# [PROBLEM TO WORK ON]
In the material below, the lines containing the word "structured" are required; copy each of them.

# [RECORDS FOR THIS TASK]
•••••

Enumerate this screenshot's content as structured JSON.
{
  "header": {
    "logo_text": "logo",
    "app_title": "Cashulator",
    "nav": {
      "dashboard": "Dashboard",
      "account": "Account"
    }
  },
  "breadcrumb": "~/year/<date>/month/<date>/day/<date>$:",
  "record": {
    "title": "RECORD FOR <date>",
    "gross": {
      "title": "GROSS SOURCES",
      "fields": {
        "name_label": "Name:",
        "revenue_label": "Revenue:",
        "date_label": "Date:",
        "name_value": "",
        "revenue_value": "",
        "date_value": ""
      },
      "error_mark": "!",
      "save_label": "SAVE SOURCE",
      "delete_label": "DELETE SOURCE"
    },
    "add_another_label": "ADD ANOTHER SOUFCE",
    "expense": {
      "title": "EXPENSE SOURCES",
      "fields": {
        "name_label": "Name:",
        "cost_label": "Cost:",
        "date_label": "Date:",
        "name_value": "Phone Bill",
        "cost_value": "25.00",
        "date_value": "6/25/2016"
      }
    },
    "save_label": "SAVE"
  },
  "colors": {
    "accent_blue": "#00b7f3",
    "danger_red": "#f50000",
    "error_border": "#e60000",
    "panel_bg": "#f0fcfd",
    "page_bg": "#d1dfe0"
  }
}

•••••

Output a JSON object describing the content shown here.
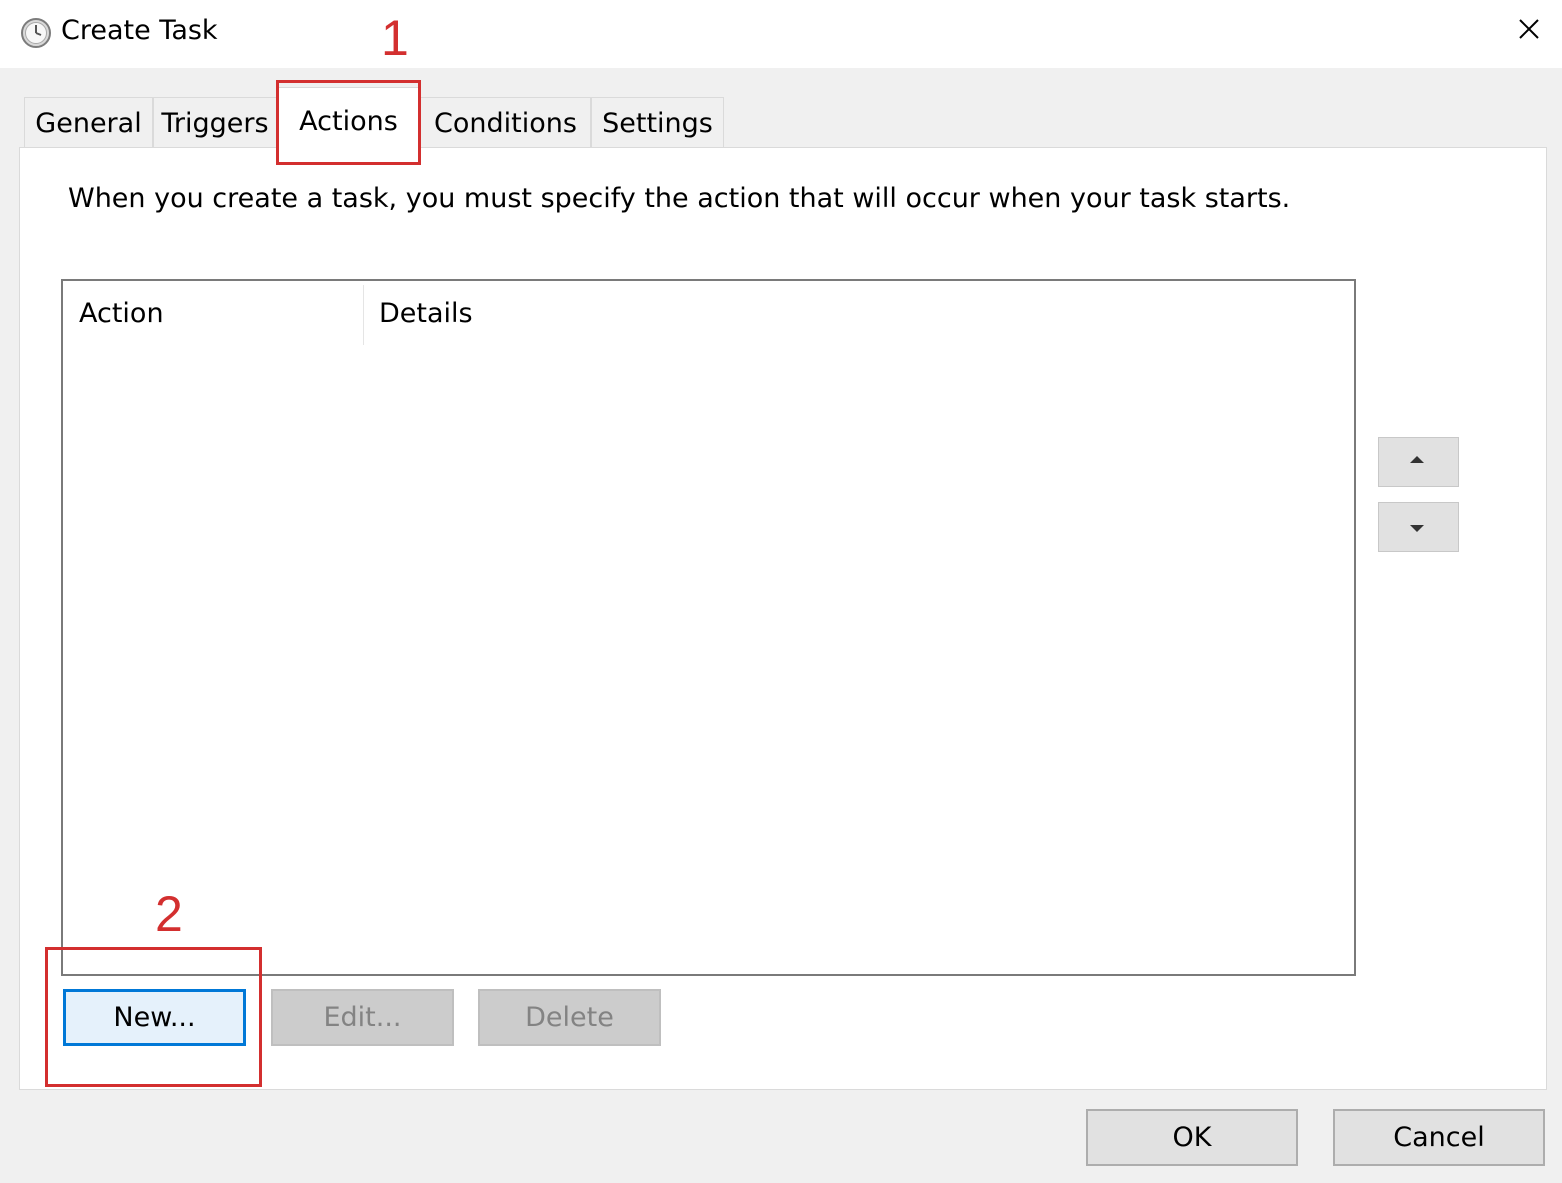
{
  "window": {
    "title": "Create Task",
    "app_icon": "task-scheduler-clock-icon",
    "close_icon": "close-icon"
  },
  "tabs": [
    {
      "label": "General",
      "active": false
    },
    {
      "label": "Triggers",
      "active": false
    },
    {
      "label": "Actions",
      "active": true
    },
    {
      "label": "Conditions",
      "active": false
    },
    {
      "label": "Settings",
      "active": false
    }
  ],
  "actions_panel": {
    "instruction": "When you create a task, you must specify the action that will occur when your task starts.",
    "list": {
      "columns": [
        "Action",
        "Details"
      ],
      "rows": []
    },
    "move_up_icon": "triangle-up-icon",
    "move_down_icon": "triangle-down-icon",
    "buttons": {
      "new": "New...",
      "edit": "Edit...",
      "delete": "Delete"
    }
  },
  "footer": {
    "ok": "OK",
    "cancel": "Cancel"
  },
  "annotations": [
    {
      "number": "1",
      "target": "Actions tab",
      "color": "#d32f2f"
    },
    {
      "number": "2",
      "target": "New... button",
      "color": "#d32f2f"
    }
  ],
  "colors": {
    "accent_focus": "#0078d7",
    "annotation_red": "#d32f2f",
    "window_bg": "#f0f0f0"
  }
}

•••••

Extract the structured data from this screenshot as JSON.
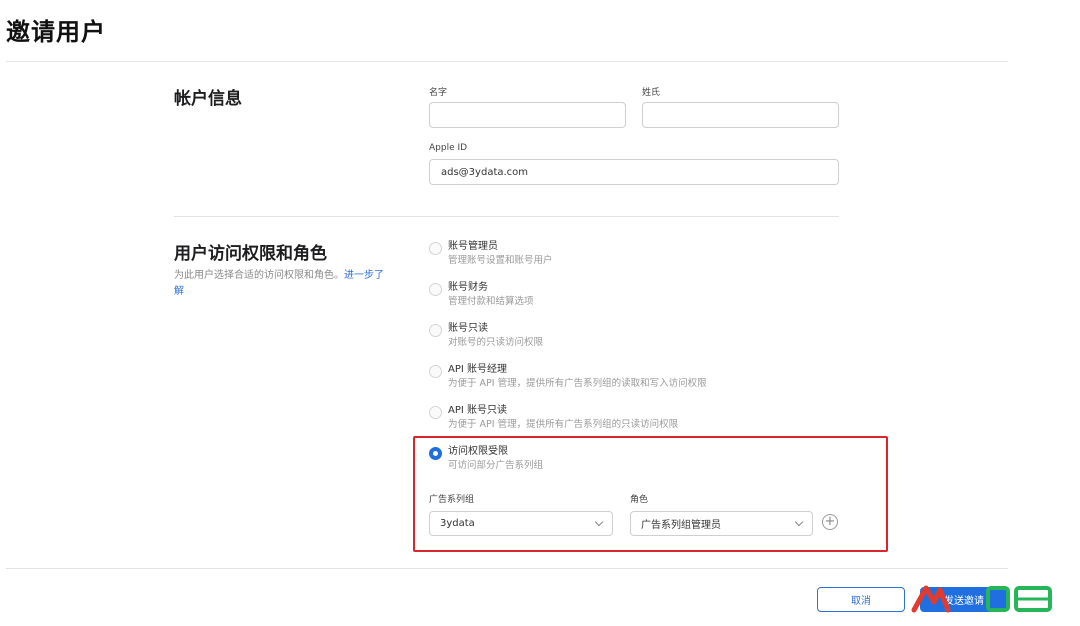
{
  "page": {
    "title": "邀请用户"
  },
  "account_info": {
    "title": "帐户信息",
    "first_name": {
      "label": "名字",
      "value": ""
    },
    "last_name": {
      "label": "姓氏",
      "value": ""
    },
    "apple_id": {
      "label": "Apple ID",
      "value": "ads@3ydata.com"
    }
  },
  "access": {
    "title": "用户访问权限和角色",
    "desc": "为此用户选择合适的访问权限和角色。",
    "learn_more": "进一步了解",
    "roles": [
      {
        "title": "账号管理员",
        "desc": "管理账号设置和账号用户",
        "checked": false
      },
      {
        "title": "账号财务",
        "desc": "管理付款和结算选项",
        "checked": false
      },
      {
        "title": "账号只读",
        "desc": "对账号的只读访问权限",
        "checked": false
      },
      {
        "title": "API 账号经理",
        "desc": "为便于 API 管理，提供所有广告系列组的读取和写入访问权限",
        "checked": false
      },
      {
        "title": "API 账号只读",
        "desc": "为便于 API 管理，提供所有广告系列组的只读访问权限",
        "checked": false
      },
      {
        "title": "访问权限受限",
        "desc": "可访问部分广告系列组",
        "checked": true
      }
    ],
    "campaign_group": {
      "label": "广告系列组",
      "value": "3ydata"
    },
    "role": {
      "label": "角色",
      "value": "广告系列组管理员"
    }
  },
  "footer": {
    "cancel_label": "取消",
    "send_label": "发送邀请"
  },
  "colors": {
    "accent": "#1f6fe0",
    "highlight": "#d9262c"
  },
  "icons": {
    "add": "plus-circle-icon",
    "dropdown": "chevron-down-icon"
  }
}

•••••

# [RESULT]
Enumerate this screenshot's content as structured JSON.
Extract the structured data from this screenshot as JSON.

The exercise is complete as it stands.